>> START

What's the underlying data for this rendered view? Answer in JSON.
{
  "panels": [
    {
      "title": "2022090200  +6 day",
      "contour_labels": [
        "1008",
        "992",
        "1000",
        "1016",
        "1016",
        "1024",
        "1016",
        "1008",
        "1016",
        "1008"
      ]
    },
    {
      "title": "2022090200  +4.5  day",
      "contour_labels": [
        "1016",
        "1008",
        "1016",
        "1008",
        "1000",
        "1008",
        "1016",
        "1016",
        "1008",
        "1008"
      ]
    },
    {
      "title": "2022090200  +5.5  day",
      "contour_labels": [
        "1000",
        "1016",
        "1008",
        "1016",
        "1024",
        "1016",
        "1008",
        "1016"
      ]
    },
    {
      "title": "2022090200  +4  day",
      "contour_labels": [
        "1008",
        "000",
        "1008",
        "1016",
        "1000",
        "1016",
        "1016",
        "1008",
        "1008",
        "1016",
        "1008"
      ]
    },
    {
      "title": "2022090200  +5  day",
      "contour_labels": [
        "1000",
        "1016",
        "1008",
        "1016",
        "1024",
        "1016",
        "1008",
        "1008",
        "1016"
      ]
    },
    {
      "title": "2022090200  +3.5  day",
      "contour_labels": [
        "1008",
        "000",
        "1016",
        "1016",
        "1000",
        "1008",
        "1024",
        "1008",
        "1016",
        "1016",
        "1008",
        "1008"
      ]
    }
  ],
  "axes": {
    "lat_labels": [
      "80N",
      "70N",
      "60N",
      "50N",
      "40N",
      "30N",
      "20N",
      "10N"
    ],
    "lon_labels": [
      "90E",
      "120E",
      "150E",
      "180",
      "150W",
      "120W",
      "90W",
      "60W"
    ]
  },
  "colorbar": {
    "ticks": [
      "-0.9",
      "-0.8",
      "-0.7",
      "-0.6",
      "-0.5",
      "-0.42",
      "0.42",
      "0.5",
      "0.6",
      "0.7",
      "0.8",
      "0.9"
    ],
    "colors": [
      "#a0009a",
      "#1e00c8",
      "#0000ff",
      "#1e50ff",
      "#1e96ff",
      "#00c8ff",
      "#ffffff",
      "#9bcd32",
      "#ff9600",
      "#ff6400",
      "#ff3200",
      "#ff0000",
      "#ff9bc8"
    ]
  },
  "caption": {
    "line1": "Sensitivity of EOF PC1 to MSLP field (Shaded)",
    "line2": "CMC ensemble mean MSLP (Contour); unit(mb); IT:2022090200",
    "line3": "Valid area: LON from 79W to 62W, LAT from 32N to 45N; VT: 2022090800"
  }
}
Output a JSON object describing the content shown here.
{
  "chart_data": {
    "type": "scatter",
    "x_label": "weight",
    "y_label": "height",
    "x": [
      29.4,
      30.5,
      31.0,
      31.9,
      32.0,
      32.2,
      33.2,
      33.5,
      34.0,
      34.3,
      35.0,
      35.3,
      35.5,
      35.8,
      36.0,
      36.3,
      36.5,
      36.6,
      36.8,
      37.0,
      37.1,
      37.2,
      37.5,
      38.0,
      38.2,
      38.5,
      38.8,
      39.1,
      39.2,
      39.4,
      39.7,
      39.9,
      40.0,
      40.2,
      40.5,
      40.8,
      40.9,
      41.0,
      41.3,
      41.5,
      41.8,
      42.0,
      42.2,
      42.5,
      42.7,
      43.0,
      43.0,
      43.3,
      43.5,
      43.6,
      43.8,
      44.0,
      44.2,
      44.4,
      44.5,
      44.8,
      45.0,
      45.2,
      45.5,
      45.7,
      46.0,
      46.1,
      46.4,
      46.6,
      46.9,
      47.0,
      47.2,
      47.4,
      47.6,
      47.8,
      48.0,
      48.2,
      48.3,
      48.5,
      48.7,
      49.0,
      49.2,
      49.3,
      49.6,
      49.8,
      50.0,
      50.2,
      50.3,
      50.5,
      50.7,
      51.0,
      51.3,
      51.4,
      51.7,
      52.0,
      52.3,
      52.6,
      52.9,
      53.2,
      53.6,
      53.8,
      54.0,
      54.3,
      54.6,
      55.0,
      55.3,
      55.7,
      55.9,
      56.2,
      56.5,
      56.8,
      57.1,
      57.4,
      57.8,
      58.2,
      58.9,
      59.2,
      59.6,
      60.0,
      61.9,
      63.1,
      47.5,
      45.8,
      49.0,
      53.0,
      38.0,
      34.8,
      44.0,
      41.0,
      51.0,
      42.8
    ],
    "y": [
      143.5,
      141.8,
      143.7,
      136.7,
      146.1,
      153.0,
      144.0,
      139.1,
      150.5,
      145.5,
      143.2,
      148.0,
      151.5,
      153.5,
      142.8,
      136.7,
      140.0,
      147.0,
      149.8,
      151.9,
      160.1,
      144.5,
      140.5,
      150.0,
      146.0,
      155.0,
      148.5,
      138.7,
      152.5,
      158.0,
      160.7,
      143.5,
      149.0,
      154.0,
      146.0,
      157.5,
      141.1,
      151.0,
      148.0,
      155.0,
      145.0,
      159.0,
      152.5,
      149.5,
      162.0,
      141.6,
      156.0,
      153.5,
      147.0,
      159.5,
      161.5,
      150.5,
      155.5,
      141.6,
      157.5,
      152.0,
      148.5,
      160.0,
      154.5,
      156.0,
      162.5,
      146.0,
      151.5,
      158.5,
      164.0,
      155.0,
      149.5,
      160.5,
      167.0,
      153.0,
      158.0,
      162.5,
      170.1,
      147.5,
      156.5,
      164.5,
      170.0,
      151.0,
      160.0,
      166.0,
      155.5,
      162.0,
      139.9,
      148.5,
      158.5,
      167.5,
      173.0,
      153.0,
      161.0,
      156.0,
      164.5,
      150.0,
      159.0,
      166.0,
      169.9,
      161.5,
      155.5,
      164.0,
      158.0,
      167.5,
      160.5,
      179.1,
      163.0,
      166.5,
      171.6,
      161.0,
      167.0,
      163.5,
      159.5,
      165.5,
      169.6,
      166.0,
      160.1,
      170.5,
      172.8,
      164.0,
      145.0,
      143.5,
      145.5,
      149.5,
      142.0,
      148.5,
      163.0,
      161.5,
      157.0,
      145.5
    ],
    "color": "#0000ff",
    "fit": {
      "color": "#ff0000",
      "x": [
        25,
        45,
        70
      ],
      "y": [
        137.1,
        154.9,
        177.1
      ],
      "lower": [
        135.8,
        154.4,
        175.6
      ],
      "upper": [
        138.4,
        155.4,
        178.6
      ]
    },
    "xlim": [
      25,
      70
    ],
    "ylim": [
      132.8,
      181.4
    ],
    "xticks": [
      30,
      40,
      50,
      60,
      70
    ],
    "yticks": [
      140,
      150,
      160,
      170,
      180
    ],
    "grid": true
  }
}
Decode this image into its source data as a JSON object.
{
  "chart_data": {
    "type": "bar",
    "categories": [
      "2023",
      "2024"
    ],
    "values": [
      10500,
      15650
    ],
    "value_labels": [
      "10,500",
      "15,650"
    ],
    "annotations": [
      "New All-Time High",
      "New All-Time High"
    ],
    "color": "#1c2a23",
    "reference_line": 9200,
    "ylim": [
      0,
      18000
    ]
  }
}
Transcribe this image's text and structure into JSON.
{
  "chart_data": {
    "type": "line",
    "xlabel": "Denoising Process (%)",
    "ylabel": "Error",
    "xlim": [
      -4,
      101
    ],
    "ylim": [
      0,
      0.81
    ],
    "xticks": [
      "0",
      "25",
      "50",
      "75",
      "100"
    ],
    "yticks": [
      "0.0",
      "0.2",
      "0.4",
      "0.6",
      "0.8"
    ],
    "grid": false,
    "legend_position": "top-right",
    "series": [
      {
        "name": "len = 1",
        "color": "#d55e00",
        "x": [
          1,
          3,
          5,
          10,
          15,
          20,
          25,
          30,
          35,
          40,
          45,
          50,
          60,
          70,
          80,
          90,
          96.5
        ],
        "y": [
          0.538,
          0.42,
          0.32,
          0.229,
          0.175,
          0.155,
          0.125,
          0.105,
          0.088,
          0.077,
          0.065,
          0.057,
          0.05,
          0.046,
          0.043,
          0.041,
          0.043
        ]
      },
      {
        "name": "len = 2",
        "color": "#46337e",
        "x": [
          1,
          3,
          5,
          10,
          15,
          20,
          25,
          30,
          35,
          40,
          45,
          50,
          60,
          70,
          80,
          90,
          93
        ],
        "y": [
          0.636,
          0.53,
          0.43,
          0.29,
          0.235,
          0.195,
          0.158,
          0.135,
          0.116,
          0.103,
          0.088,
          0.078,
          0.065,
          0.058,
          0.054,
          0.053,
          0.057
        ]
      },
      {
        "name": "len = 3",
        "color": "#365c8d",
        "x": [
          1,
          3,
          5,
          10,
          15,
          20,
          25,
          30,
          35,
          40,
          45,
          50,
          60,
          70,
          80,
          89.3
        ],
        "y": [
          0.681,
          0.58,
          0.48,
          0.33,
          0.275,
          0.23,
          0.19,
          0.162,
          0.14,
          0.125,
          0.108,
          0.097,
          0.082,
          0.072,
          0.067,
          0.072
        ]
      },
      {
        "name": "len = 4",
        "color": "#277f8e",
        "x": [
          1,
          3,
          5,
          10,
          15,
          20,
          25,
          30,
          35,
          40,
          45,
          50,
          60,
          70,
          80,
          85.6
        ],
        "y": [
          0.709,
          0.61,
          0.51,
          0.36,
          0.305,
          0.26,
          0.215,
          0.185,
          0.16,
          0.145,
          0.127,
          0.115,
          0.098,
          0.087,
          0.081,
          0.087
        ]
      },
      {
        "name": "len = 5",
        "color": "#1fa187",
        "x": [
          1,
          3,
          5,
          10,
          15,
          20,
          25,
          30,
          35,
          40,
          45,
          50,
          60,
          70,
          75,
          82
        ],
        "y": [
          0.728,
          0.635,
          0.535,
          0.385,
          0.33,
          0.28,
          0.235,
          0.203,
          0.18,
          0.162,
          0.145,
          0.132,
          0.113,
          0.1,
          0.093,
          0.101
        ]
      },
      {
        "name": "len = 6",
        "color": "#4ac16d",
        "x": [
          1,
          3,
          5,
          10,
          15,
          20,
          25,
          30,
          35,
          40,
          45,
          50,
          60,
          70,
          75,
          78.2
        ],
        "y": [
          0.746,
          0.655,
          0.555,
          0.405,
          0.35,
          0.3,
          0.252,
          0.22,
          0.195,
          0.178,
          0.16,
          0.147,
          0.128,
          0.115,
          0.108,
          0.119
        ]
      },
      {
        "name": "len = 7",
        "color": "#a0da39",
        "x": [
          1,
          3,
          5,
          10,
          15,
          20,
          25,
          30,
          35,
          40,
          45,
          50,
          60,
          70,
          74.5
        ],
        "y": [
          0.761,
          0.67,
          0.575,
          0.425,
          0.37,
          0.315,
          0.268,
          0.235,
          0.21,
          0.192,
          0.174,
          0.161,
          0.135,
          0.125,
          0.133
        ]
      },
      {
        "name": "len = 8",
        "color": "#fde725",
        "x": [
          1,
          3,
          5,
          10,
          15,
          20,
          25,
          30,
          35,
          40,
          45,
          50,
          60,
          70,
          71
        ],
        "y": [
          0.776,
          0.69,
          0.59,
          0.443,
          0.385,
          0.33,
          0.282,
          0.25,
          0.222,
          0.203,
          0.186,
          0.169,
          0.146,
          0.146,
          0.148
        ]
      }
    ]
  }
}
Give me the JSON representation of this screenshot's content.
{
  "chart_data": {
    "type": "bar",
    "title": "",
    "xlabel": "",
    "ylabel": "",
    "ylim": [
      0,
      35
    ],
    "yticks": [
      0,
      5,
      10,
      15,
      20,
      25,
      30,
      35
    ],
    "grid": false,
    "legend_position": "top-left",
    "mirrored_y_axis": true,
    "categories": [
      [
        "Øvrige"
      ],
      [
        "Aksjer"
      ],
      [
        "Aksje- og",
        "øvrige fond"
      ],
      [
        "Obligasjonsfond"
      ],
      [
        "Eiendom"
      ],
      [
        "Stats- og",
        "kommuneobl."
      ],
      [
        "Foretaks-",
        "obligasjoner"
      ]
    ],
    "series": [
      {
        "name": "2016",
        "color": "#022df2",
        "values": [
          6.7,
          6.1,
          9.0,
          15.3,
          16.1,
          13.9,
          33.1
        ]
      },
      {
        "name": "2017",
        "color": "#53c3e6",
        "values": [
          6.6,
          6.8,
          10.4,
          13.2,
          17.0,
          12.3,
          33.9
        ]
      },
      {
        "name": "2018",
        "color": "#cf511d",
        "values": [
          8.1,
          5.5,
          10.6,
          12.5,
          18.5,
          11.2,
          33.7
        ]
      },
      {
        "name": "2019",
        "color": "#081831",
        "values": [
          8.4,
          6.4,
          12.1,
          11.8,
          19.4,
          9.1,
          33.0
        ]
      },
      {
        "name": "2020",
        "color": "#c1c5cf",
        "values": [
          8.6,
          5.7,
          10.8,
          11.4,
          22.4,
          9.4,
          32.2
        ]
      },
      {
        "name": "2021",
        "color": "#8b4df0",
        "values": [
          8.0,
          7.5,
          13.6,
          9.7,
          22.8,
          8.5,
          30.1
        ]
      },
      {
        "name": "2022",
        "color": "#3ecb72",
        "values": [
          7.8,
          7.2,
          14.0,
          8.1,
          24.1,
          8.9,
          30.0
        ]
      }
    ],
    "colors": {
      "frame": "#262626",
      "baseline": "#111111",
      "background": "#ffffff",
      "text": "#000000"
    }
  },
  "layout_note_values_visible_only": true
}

>> END

◆ WORK REQUIRED: Check the data for the word "image" and pull out the lines that have it.

◆ RESPONSE TO THIS EXERCISE:
Decode this image into its source data as a JSON object.
Transcribe this image's text and structure into JSON.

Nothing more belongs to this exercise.